# Importing Libraries:-
### 1. Pandas
### 2. NumPy
### 3. Regex

In [None]:
import pandas as pd
import numpy as np

In [None]:
import re

#### 
## Importing Data File:-
### 1. Initial inspection of data.
### 2. Understanding data.
#### 

In [None]:
df = pd.read_csv("allocations.csv")
df.head()

In [None]:
df.shape

In [None]:
df["Slot"].describe()

In [None]:
df["Slot"].value_counts()

In [None]:
df["Slot"].dtypes

### 
## Transformation of data:-
### 

In [None]:
def convert(x):
    x = x.replace(" (IDC)","00")
    if x == ".":
        x = "16.3"
    return x

In [None]:
convert("3 (IDC).1")

In [None]:
df["Slot"] = df["Slot"].apply(convert)

#### 
### Day 16 means 2nd phase placements, Slot 1 is from morning to evening, slot 2 is from evening to late night, slot 3 is full day in phase 2. For IDC, days are multiplied by 100 to differentiate from general placements; like "Day 2' for IDC is represented as "Day 200" and so on.
#### 

In [None]:
df[["Day","Slot No."]] = df["Slot"].str.split(".",expand = True)
df.head(10)

In [None]:
df.tail()

In [None]:
df.drop(columns = "Slot", inplace=True)

In [None]:
df["Day"] = pd.to_numeric(df["Day"])

In [None]:
df["Slot No."] = pd.to_numeric(df["Slot No."])

In [None]:
df.head()

In [None]:
df.drop(columns = "Job code", inplace=True)

In [None]:
df.head()

### 
## Final inspection of data after the tranformation:-
### 

In [None]:
df_BTech = df[df.Program == "B.Tech."]
df_BTech.head()

In [None]:
df_MTech = df[df.Program == "M.Tech."]
df_MTech.head()

In [None]:
df_Dual = df[df.Program.str.contains("Dual Degree")]
df_Dual.head()

In [None]:
df.info()

#### 
##  Applying aggregation functions to group the data with similar features:-
### 1. Drawing insights from the data.
### 2. Storing insights in form of DataFrames.
#### 

## Slot wise analysis:-

In [None]:
slot_data = df.groupby("Slot No.",as_index=0)["Roll"].count()
slot_data = slot_data.reset_index(drop = 1)
slot_data.rename({"Roll":"No. of Students"},axis=1,inplace=True)
= = = = =
Task requirements:
Copy the placement-data notebook above word for word, everything from "### 2. Storing" down to "slot_data.reset_index(drop = 1)".

Listings of regions and labels:
= = = = =
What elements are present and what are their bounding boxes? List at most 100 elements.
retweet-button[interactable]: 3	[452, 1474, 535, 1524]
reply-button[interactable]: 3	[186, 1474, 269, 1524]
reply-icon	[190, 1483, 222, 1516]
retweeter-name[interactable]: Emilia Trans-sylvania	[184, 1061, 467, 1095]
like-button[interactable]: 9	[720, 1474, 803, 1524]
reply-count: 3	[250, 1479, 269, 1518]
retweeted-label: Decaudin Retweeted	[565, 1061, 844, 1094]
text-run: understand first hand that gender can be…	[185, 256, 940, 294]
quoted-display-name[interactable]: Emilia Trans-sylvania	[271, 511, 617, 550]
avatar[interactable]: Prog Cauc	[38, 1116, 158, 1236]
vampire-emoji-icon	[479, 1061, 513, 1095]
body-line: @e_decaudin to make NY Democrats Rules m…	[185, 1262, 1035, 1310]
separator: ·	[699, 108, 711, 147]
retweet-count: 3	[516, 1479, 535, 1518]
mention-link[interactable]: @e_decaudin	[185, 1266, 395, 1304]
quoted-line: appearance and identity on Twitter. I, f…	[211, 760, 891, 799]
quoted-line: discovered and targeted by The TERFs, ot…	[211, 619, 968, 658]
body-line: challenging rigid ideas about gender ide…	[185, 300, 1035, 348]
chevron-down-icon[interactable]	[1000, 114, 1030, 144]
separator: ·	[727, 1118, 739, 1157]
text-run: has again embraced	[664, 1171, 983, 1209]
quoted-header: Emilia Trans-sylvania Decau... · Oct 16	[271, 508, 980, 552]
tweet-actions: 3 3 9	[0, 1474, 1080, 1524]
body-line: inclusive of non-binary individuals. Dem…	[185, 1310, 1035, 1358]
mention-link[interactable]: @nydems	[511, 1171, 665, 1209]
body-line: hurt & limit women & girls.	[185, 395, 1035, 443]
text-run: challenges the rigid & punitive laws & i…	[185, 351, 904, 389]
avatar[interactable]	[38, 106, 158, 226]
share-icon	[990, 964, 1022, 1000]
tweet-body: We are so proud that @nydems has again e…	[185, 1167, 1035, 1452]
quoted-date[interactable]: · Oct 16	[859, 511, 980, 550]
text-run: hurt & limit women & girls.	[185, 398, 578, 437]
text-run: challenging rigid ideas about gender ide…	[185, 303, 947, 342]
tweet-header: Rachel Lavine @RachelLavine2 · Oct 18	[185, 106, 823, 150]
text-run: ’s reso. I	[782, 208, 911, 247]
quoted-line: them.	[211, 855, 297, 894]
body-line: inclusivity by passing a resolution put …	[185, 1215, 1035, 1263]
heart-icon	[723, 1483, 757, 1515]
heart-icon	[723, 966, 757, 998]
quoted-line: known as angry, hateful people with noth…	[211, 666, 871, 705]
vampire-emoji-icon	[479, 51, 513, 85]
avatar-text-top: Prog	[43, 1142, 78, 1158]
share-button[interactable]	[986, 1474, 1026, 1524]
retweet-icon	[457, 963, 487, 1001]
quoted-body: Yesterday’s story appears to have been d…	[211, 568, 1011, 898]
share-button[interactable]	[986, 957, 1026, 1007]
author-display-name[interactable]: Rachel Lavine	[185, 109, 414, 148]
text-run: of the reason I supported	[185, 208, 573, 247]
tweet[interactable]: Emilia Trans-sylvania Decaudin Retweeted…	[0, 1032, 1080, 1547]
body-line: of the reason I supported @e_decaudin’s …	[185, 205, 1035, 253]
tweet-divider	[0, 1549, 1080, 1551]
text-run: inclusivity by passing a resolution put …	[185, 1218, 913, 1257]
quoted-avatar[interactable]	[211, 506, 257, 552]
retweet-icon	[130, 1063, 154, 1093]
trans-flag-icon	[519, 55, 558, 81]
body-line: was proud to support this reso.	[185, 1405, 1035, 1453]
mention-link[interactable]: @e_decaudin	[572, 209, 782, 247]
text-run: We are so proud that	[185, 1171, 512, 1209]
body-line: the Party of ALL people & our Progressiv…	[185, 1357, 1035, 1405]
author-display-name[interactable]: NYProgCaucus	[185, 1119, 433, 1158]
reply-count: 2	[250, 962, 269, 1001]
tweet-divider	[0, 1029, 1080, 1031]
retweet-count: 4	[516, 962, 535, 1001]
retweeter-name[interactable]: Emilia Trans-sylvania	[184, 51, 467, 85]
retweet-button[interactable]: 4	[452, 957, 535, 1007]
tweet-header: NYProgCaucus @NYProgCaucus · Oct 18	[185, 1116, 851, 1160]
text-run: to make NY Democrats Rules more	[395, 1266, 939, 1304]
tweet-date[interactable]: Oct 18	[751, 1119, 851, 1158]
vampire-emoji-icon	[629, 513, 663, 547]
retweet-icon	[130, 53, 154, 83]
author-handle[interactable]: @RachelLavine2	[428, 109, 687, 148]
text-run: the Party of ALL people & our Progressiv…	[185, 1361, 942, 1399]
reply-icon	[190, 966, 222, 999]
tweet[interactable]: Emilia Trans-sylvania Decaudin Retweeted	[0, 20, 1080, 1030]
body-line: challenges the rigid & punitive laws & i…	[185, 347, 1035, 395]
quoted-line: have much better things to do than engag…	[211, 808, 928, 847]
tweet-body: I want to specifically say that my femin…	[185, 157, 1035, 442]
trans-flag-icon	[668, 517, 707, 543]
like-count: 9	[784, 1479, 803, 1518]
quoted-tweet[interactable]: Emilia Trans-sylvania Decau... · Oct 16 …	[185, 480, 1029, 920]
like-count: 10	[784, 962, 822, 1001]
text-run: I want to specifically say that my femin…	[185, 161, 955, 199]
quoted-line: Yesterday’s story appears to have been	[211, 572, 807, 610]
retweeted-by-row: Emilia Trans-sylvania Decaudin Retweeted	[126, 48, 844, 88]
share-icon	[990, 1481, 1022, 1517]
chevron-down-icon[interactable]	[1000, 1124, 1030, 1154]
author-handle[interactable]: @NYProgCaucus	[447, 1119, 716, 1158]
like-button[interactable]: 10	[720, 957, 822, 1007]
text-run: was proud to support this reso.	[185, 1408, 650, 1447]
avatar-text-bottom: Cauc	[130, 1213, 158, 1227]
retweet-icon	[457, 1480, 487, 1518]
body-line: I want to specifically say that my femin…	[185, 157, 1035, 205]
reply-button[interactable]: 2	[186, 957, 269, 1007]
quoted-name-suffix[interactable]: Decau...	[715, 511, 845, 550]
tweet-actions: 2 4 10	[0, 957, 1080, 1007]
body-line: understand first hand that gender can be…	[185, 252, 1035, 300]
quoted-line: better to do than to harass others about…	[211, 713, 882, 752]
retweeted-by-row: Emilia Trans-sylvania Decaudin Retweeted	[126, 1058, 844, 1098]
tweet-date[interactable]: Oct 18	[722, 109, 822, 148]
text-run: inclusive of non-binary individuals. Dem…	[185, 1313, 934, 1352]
= = = = =
The result:
### 2. Storing insights in form of DataFrames.
#### 

## Slot wise analysis:-

In [None]:
slot_data = df.groupby("Slot No.",as_index=0)["Roll"].count()
slot_data = slot_data.reset_index(drop = 1)